■ Source data
☆ ☆ ☆ ☆ ☆ ☆ ☆
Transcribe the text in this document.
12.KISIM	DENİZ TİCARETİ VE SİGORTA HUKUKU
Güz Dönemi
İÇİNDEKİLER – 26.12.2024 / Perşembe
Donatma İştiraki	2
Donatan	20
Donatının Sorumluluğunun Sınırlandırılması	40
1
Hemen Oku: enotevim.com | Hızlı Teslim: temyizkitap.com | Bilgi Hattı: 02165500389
☆ ☆ ☆ ☆ ☆ ☆ ☆
■ Task
Extract the complete data, matching each line exactly.

■ The output
Transcribe the text in this document.
12.KISIM	DENİZ TİCARETİ VE SİGORTA HUKUKU
Güz Dönemi
İÇİNDEKİLER – 26.12.2024 / Perşembe
Donatma İştiraki	2
Donatan	20
Donatının Sorumluluğunun Sınırlandırılması	40
1
Hemen Oku: enotevim.com | Hızlı Teslim: temyizkitap.com | Bilgi Hattı: 02165500389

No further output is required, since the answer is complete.